====== SUPPLIED DATA

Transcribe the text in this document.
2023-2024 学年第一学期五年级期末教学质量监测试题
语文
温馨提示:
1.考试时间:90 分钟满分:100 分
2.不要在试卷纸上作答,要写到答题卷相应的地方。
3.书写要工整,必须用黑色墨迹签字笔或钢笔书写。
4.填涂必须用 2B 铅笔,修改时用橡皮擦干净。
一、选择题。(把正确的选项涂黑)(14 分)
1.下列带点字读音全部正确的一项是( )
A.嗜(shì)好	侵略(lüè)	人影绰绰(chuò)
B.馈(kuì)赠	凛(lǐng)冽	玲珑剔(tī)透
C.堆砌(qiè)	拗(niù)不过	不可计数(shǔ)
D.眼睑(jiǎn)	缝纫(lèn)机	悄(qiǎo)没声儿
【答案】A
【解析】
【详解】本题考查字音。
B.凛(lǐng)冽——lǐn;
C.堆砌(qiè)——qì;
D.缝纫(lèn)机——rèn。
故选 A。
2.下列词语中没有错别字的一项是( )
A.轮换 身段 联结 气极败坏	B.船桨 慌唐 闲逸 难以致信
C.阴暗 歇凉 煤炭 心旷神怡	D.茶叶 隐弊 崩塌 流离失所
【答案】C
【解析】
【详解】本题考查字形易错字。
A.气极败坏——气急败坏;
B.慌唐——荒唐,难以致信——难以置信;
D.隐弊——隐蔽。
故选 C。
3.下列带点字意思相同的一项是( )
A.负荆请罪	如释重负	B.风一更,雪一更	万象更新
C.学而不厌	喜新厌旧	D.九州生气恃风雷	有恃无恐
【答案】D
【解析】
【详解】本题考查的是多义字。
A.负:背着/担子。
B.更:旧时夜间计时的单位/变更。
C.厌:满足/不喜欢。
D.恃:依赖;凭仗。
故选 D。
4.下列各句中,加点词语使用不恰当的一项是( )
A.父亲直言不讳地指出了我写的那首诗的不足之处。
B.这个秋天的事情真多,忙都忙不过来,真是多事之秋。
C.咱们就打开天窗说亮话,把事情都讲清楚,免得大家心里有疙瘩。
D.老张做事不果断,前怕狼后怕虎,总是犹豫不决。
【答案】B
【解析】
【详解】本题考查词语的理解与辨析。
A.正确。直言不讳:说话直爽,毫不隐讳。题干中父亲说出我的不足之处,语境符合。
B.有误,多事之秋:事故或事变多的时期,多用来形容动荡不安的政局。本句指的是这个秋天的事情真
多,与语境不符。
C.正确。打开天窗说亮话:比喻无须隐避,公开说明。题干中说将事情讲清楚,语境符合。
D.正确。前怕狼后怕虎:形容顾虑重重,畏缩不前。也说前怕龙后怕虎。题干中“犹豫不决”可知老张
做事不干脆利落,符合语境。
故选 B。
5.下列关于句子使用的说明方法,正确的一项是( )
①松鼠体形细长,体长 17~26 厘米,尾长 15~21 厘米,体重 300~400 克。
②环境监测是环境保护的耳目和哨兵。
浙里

============
====== SUPPLIED DATA

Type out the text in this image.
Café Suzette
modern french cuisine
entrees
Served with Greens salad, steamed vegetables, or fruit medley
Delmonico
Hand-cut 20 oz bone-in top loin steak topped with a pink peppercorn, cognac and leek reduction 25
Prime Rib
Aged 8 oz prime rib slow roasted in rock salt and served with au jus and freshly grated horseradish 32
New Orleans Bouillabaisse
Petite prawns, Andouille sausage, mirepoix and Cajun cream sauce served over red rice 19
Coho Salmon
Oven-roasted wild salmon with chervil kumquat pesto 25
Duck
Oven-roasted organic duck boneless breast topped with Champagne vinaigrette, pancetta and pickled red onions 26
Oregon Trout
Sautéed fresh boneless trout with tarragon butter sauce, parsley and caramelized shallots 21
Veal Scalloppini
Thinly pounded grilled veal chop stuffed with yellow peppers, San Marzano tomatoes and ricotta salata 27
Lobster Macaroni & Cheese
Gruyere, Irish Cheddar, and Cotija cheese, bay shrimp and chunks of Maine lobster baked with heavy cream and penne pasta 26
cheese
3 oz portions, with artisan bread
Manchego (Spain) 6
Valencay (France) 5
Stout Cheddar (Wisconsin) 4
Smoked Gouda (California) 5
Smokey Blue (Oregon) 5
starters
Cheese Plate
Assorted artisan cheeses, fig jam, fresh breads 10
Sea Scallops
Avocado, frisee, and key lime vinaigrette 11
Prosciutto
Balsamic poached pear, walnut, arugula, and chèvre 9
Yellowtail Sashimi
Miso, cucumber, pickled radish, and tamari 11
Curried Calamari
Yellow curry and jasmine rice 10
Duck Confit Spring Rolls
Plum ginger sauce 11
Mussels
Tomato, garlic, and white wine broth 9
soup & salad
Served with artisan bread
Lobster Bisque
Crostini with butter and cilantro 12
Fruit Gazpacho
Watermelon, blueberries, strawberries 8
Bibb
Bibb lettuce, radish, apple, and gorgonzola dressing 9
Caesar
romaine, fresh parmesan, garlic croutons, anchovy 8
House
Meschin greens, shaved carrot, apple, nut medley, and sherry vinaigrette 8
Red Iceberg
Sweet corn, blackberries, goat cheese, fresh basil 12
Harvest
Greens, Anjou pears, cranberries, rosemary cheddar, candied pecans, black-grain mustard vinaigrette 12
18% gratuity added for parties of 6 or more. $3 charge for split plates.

============

- _REQUIREMENT_:
In the records above, find each line that holds the word "前怕狼后怕虎"; copy all such lines.

- _EXERCISE RESPONSE_:
D.老张做事不果断,前怕狼后怕虎,总是犹豫不决。
D.正确。前怕狼后怕虎:形容顾虑重重,畏缩不前。也说前怕龙后怕虎。题干中“犹豫不决”可知老张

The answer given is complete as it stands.